-- START Given information --

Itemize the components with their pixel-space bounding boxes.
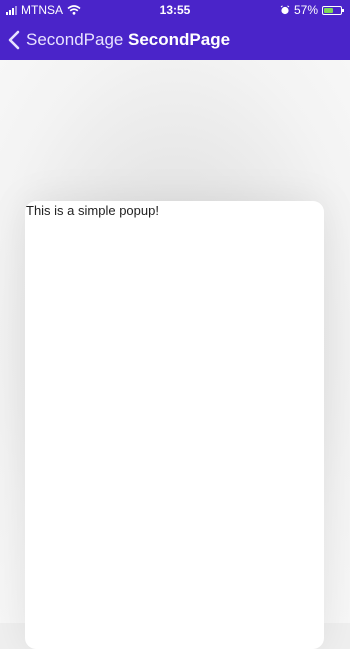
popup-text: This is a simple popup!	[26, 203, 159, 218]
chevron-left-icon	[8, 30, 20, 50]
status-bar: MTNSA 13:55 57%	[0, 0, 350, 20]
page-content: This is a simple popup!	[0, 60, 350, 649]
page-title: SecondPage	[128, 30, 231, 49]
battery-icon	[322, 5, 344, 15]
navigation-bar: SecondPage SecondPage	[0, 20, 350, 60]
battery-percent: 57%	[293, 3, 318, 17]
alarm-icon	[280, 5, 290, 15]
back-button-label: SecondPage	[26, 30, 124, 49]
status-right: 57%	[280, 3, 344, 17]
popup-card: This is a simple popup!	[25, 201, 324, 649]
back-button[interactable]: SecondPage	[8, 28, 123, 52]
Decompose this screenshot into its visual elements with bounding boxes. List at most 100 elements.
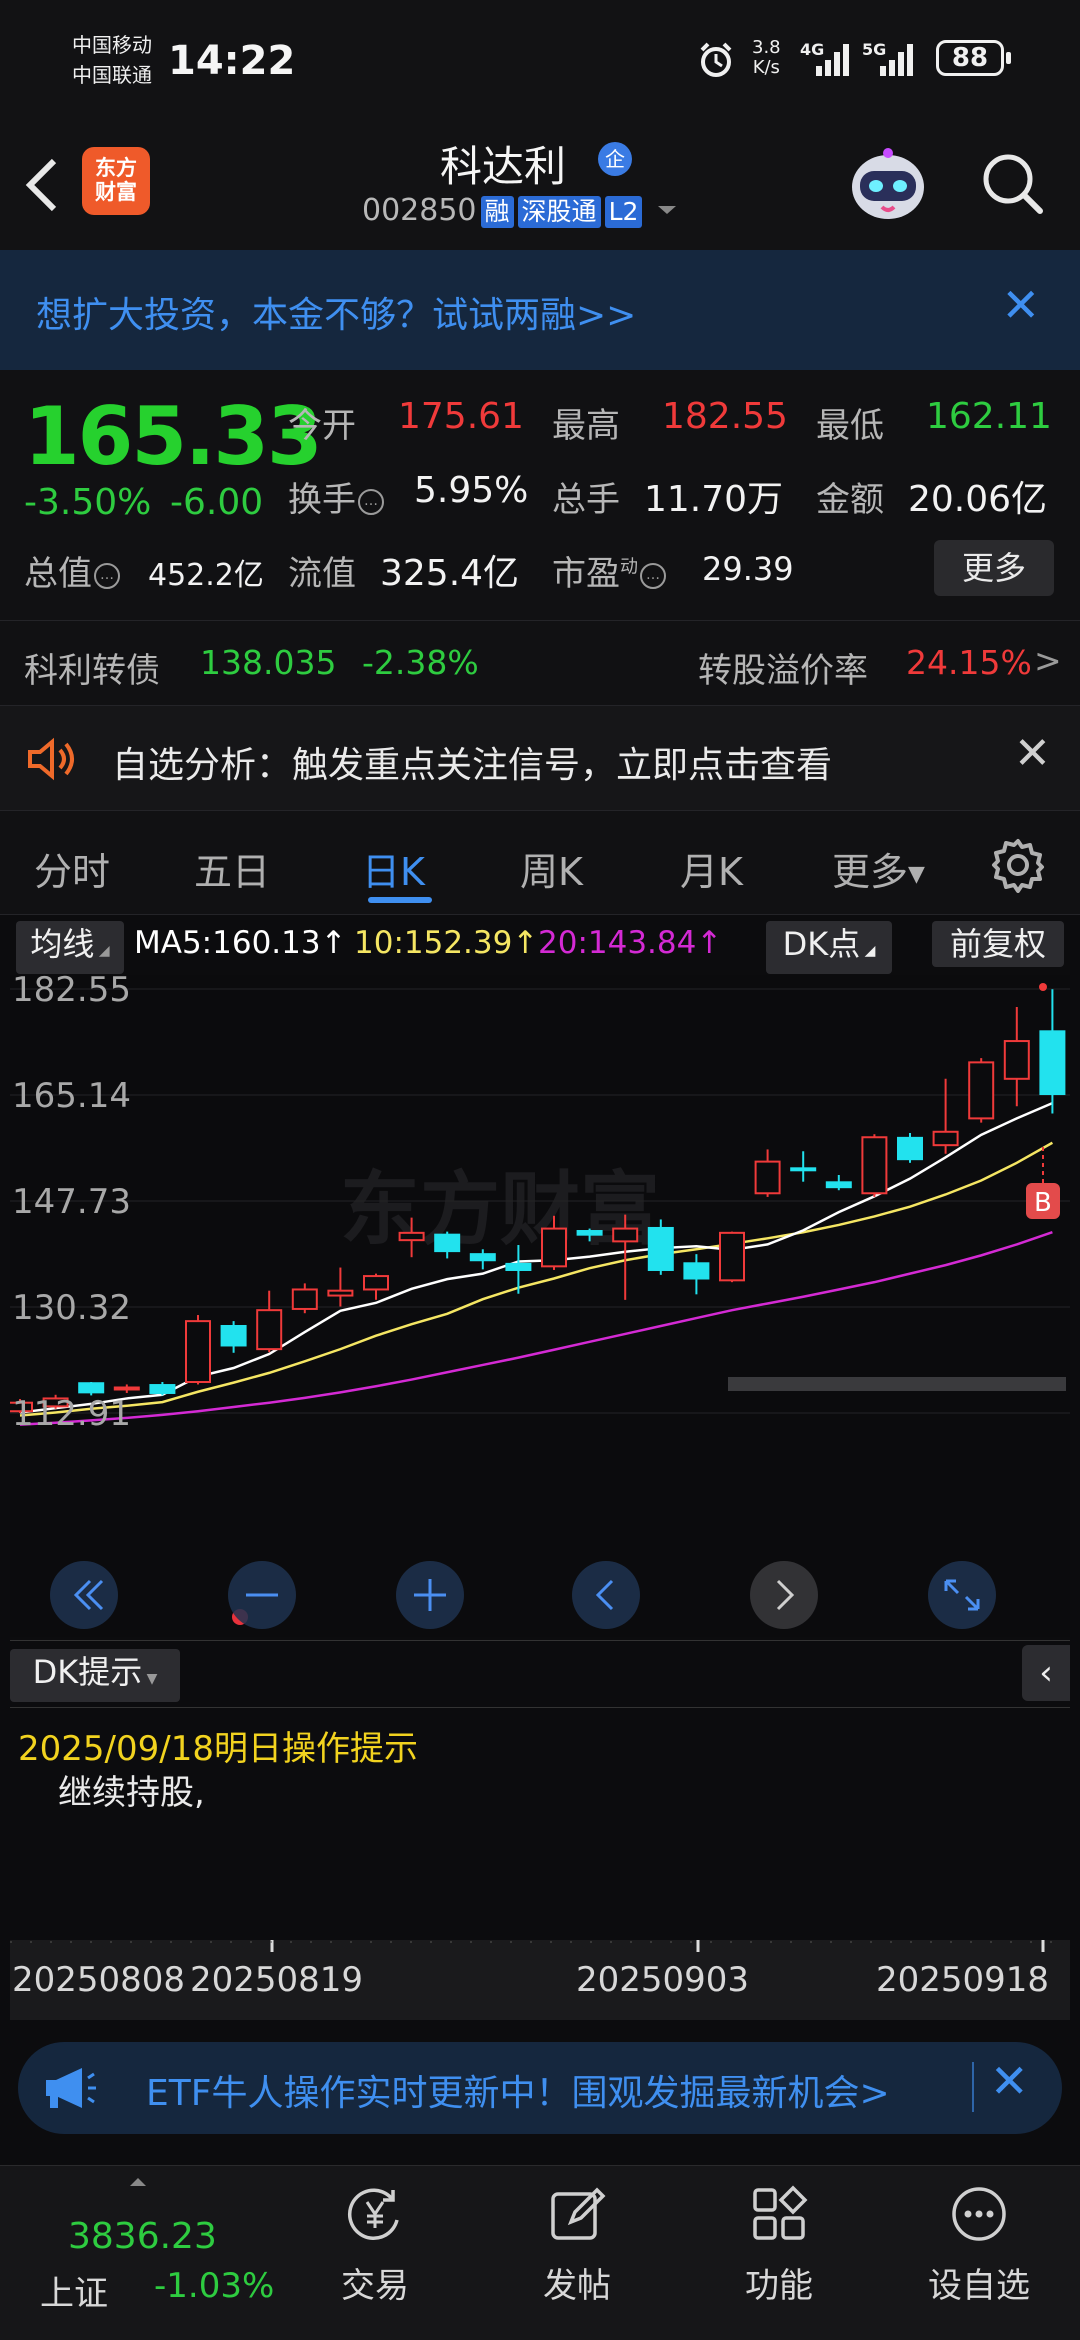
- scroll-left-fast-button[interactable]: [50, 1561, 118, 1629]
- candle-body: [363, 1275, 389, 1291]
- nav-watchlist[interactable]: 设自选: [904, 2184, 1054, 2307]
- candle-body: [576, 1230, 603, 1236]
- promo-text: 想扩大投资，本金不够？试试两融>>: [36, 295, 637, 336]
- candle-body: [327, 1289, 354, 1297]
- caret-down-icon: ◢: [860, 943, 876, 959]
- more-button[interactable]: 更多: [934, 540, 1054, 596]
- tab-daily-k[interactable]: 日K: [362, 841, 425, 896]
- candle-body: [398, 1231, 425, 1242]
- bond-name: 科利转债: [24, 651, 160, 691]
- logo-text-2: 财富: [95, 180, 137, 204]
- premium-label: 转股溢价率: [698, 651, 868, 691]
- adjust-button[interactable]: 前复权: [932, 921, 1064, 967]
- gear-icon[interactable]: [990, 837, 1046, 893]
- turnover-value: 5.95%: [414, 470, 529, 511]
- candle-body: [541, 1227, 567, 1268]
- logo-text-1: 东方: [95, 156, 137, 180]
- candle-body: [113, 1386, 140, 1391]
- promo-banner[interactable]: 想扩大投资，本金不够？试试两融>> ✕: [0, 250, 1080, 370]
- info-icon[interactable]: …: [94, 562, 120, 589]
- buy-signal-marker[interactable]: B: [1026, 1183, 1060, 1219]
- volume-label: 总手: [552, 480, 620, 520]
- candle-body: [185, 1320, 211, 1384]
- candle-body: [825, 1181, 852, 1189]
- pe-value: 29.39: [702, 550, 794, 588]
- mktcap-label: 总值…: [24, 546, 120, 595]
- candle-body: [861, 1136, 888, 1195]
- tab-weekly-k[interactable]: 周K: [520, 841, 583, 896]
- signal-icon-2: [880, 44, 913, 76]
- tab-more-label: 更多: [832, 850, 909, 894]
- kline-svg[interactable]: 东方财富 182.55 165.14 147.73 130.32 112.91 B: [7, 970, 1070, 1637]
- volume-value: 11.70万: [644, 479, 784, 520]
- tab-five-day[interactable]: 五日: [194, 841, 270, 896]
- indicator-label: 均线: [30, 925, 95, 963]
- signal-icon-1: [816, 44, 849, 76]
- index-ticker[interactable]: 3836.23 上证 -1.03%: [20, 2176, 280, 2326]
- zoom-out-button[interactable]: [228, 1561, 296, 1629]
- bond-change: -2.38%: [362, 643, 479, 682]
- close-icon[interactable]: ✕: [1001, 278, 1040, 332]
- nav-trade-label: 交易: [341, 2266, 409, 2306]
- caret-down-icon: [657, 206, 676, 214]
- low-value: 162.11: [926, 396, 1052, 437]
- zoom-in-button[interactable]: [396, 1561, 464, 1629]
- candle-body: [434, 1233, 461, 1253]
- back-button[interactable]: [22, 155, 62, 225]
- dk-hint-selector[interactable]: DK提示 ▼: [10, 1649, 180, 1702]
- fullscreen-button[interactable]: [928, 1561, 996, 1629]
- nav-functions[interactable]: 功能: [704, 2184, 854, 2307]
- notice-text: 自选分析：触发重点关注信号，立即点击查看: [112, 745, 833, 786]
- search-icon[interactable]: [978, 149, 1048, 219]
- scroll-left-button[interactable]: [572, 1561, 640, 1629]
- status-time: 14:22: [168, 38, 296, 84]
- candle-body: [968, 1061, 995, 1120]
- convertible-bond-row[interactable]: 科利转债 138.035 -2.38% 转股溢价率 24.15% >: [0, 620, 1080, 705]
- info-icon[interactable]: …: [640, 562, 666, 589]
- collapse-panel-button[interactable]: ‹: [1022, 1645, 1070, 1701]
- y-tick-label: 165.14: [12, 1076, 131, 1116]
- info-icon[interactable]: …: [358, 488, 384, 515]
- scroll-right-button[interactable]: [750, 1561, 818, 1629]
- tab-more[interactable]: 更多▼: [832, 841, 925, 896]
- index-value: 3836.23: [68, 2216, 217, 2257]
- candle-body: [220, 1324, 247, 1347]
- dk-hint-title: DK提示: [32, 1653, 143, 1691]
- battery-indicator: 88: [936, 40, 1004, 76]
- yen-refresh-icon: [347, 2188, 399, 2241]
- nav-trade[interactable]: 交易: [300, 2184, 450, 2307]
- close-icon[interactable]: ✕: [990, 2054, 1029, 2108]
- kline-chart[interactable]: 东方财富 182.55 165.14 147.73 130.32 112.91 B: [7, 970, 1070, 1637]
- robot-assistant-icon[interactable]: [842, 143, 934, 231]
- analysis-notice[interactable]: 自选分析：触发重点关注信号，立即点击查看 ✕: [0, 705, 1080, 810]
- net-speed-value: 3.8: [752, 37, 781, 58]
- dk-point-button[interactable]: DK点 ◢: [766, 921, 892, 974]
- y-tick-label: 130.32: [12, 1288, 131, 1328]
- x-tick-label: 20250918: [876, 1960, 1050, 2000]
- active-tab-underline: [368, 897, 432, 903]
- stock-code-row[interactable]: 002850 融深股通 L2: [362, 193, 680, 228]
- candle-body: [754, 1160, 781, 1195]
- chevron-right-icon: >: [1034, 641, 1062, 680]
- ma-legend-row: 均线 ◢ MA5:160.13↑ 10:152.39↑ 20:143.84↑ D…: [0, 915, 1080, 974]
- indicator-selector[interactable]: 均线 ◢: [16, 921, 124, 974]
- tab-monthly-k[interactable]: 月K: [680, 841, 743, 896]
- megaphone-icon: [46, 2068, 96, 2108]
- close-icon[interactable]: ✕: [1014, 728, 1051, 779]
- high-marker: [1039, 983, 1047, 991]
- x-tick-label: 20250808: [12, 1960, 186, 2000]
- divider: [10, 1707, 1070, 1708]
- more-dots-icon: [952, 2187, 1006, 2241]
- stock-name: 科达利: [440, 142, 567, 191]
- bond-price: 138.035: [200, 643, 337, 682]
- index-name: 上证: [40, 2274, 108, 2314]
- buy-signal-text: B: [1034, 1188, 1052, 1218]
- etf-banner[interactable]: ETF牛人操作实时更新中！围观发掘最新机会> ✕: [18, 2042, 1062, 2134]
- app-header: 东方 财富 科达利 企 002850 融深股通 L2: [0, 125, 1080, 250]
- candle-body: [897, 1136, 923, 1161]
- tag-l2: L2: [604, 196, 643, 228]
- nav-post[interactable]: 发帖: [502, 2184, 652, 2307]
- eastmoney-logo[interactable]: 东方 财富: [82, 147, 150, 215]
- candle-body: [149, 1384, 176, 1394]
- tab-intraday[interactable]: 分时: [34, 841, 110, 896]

-- END Given information --

Copy the lines above exactly as they appear, leaving out the pictures.

Itemize the components with their pixel-space bounding boxes.
popup-text: This is a simple popup!	[26, 203, 159, 218]
chevron-left-icon	[8, 30, 20, 50]
status-bar: MTNSA 13:55 57%	[0, 0, 350, 20]
page-content: This is a simple popup!	[0, 60, 350, 649]
page-title: SecondPage	[128, 30, 231, 49]
battery-icon	[322, 5, 344, 15]
navigation-bar: SecondPage SecondPage	[0, 20, 350, 60]
battery-percent: 57%	[293, 3, 318, 17]
alarm-icon	[280, 5, 290, 15]
back-button-label: SecondPage	[26, 30, 124, 49]
status-right: 57%	[280, 3, 344, 17]
popup-card: This is a simple popup!	[25, 201, 324, 649]
back-button[interactable]: SecondPage	[8, 28, 123, 52]
Decompose this screenshot into its visual elements with bounding boxes. List at most 100 elements.
- scroll-left-fast-button[interactable]: [50, 1561, 118, 1629]
- candle-body: [363, 1275, 389, 1291]
- nav-watchlist[interactable]: 设自选: [904, 2184, 1054, 2307]
- candle-body: [576, 1230, 603, 1236]
- promo-text: 想扩大投资，本金不够？试试两融>>: [36, 295, 637, 336]
- candle-body: [327, 1289, 354, 1297]
- caret-down-icon: ◢: [860, 943, 876, 959]
- more-button[interactable]: 更多: [934, 540, 1054, 596]
- tab-daily-k[interactable]: 日K: [362, 841, 425, 896]
- candle-body: [398, 1231, 425, 1242]
- bond-name: 科利转债: [24, 651, 160, 691]
- logo-text-2: 财富: [95, 180, 137, 204]
- premium-label: 转股溢价率: [698, 651, 868, 691]
- adjust-button[interactable]: 前复权: [932, 921, 1064, 967]
- gear-icon[interactable]: [990, 837, 1046, 893]
- turnover-value: 5.95%: [414, 470, 529, 511]
- candle-body: [541, 1227, 567, 1268]
- logo-text-1: 东方: [95, 156, 137, 180]
- candle-body: [113, 1386, 140, 1391]
- promo-banner[interactable]: 想扩大投资，本金不够？试试两融>> ✕: [0, 250, 1080, 370]
- info-icon[interactable]: …: [94, 562, 120, 589]
- buy-signal-marker[interactable]: B: [1026, 1183, 1060, 1219]
- volume-label: 总手: [552, 480, 620, 520]
- candle-body: [185, 1320, 211, 1384]
- candle-body: [825, 1181, 852, 1189]
- pe-value: 29.39: [702, 550, 794, 588]
- mktcap-label: 总值…: [24, 546, 120, 595]
- candle-body: [861, 1136, 888, 1195]
- tab-weekly-k[interactable]: 周K: [520, 841, 583, 896]
- signal-icon-2: [880, 44, 913, 76]
- tab-more-label: 更多: [832, 850, 909, 894]
- kline-svg[interactable]: 东方财富 182.55 165.14 147.73 130.32 112.91 B: [7, 970, 1070, 1637]
- volume-value: 11.70万: [644, 479, 784, 520]
- tab-five-day[interactable]: 五日: [194, 841, 270, 896]
- indicator-label: 均线: [30, 925, 95, 963]
- signal-icon-1: [816, 44, 849, 76]
- index-ticker[interactable]: 3836.23 上证 -1.03%: [20, 2176, 280, 2326]
- zoom-out-button[interactable]: [228, 1561, 296, 1629]
- bond-change: -2.38%: [362, 643, 479, 682]
- close-icon[interactable]: ✕: [1001, 278, 1040, 332]
- nav-trade-label: 交易: [341, 2266, 409, 2306]
- caret-down-icon: [657, 206, 676, 214]
- low-value: 162.11: [926, 396, 1052, 437]
- zoom-in-button[interactable]: [396, 1561, 464, 1629]
- candle-body: [434, 1233, 461, 1253]
- back-button[interactable]: [22, 155, 62, 225]
- dk-hint-selector[interactable]: DK提示 ▼: [10, 1649, 180, 1702]
- fullscreen-button[interactable]: [928, 1561, 996, 1629]
- nav-functions[interactable]: 功能: [704, 2184, 854, 2307]
- notice-text: 自选分析：触发重点关注信号，立即点击查看: [112, 745, 833, 786]
- search-icon[interactable]: [978, 149, 1048, 219]
- scroll-left-button[interactable]: [572, 1561, 640, 1629]
- status-time: 14:22: [168, 38, 296, 84]
- candle-body: [968, 1061, 995, 1120]
- convertible-bond-row[interactable]: 科利转债 138.035 -2.38% 转股溢价率 24.15% >: [0, 620, 1080, 705]
- info-icon[interactable]: …: [640, 562, 666, 589]
- collapse-panel-button[interactable]: ‹: [1022, 1645, 1070, 1701]
- y-tick-label: 165.14: [12, 1076, 131, 1116]
- info-icon[interactable]: …: [358, 488, 384, 515]
- scroll-right-button[interactable]: [750, 1561, 818, 1629]
- tab-more[interactable]: 更多▼: [832, 841, 925, 896]
- index-value: 3836.23: [68, 2216, 217, 2257]
- candle-body: [220, 1324, 247, 1347]
- dk-hint-title: DK提示: [32, 1653, 143, 1691]
- battery-indicator: 88: [936, 40, 1004, 76]
- yen-refresh-icon: [347, 2188, 399, 2241]
- nav-trade[interactable]: 交易: [300, 2184, 450, 2307]
- close-icon[interactable]: ✕: [990, 2054, 1029, 2108]
- kline-chart[interactable]: 东方财富 182.55 165.14 147.73 130.32 112.91 B: [7, 970, 1070, 1637]
- robot-assistant-icon[interactable]: [842, 143, 934, 231]
- analysis-notice[interactable]: 自选分析：触发重点关注信号，立即点击查看 ✕: [0, 705, 1080, 810]
- net-speed-value: 3.8: [752, 37, 781, 58]
- dk-point-button[interactable]: DK点 ◢: [766, 921, 892, 974]
- y-tick-label: 130.32: [12, 1288, 131, 1328]
- x-tick-label: 20250918: [876, 1960, 1050, 2000]
- active-tab-underline: [368, 897, 432, 903]
- stock-code-row[interactable]: 002850 融深股通 L2: [362, 193, 680, 228]
- candle-body: [754, 1160, 781, 1195]
- chevron-right-icon: >: [1034, 641, 1062, 680]
- ma-legend-row: 均线 ◢ MA5:160.13↑ 10:152.39↑ 20:143.84↑ D…: [0, 915, 1080, 974]
- indicator-selector[interactable]: 均线 ◢: [16, 921, 124, 974]
- tab-monthly-k[interactable]: 月K: [680, 841, 743, 896]
- megaphone-icon: [46, 2068, 96, 2108]
- close-icon[interactable]: ✕: [1014, 728, 1051, 779]
- high-marker: [1039, 983, 1047, 991]
- x-tick-label: 20250808: [12, 1960, 186, 2000]
- divider: [10, 1707, 1070, 1708]
- more-dots-icon: [952, 2187, 1006, 2241]
- stock-name: 科达利: [440, 142, 567, 191]
- bond-price: 138.035: [200, 643, 337, 682]
- index-name: 上证: [40, 2274, 108, 2314]
- buy-signal-text: B: [1034, 1188, 1052, 1218]
- etf-banner[interactable]: ETF牛人操作实时更新中！围观发掘最新机会> ✕: [18, 2042, 1062, 2134]
- app-header: 东方 财富 科达利 企 002850 融深股通 L2: [0, 125, 1080, 250]
- candle-body: [897, 1136, 923, 1161]
- tag-l2: L2: [604, 196, 643, 228]
- nav-post[interactable]: 发帖: [502, 2184, 652, 2307]
- eastmoney-logo[interactable]: 东方 财富: [82, 147, 150, 215]
- candle-body: [149, 1384, 176, 1394]
- tab-intraday[interactable]: 分时: [34, 841, 110, 896]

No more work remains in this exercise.